| YOUR GOAL |
Reproduce the following records exactly from the line containing "Read out every word on this page." onward, ending with the last line and including it.

| INPUT DATA |
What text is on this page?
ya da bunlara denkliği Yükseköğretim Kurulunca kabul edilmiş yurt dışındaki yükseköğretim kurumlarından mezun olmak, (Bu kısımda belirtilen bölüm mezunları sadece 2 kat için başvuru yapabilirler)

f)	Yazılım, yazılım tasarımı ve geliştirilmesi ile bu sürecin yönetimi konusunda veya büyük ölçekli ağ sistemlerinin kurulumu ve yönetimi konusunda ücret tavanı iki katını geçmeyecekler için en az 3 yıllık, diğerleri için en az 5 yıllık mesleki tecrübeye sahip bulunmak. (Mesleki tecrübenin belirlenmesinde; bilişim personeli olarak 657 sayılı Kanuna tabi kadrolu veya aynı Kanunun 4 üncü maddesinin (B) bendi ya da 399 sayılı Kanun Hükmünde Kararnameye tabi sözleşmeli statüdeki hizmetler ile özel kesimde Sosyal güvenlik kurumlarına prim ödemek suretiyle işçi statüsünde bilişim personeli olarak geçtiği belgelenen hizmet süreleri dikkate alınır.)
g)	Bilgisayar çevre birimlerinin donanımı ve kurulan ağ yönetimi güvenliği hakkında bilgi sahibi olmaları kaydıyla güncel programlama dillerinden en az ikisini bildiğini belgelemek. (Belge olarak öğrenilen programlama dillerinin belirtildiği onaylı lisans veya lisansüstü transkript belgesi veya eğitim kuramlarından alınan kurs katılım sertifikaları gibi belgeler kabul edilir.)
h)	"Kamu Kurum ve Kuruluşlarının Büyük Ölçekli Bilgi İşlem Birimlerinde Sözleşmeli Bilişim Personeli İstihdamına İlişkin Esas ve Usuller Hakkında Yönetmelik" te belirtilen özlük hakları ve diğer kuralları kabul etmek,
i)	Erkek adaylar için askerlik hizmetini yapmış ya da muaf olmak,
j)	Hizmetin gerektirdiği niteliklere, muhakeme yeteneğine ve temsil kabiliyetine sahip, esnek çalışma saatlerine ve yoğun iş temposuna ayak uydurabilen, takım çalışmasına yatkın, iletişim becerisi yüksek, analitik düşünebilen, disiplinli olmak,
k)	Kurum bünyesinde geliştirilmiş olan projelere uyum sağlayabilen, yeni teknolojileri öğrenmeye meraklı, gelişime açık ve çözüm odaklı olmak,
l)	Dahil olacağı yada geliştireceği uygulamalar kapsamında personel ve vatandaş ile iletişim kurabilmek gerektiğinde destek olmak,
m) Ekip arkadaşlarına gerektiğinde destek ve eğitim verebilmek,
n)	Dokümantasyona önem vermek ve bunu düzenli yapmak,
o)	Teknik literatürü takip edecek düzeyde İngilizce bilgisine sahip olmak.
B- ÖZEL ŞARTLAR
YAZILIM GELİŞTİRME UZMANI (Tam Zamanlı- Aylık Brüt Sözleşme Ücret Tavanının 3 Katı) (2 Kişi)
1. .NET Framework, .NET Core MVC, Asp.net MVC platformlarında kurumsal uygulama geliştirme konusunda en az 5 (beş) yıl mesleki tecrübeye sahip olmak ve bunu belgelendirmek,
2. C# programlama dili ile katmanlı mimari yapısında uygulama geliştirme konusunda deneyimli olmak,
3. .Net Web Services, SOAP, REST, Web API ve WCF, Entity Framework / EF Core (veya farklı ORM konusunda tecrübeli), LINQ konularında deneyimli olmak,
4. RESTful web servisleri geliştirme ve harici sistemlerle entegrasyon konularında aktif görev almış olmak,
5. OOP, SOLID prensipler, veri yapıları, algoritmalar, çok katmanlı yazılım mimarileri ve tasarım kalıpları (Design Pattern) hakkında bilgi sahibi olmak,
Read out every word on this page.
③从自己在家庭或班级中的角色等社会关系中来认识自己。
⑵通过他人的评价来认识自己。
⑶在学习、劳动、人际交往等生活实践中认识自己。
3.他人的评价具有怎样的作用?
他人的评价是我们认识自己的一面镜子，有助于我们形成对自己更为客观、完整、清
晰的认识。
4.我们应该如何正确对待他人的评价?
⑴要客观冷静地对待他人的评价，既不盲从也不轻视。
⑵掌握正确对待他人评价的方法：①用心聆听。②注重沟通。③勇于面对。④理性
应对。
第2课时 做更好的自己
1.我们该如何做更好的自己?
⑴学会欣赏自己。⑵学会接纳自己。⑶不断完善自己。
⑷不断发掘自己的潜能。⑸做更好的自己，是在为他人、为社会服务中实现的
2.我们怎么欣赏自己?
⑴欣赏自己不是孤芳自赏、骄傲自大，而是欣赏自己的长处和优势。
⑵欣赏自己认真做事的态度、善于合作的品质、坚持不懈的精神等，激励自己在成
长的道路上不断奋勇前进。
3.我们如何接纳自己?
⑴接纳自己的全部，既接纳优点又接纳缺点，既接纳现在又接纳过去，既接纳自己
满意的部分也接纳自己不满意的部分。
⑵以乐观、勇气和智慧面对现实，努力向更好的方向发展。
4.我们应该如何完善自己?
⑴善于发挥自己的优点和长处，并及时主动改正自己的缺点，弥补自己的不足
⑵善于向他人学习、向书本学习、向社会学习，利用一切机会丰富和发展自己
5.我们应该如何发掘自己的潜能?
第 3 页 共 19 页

| TASK ANSWER |
Read out every word on this page.
③从自己在家庭或班级中的角色等社会关系中来认识自己。
⑵通过他人的评价来认识自己。
⑶在学习、劳动、人际交往等生活实践中认识自己。
3.他人的评价具有怎样的作用?
他人的评价是我们认识自己的一面镜子，有助于我们形成对自己更为客观、完整、清
晰的认识。
4.我们应该如何正确对待他人的评价?
⑴要客观冷静地对待他人的评价，既不盲从也不轻视。
⑵掌握正确对待他人评价的方法：①用心聆听。②注重沟通。③勇于面对。④理性
应对。
第2课时 做更好的自己
1.我们该如何做更好的自己?
⑴学会欣赏自己。⑵学会接纳自己。⑶不断完善自己。
⑷不断发掘自己的潜能。⑸做更好的自己，是在为他人、为社会服务中实现的
2.我们怎么欣赏自己?
⑴欣赏自己不是孤芳自赏、骄傲自大，而是欣赏自己的长处和优势。
⑵欣赏自己认真做事的态度、善于合作的品质、坚持不懈的精神等，激励自己在成
长的道路上不断奋勇前进。
3.我们如何接纳自己?
⑴接纳自己的全部，既接纳优点又接纳缺点，既接纳现在又接纳过去，既接纳自己
满意的部分也接纳自己不满意的部分。
⑵以乐观、勇气和智慧面对现实，努力向更好的方向发展。
4.我们应该如何完善自己?
⑴善于发挥自己的优点和长处，并及时主动改正自己的缺点，弥补自己的不足
⑵善于向他人学习、向书本学习、向社会学习，利用一切机会丰富和发展自己
5.我们应该如何发掘自己的潜能?
第 3 页 共 19 页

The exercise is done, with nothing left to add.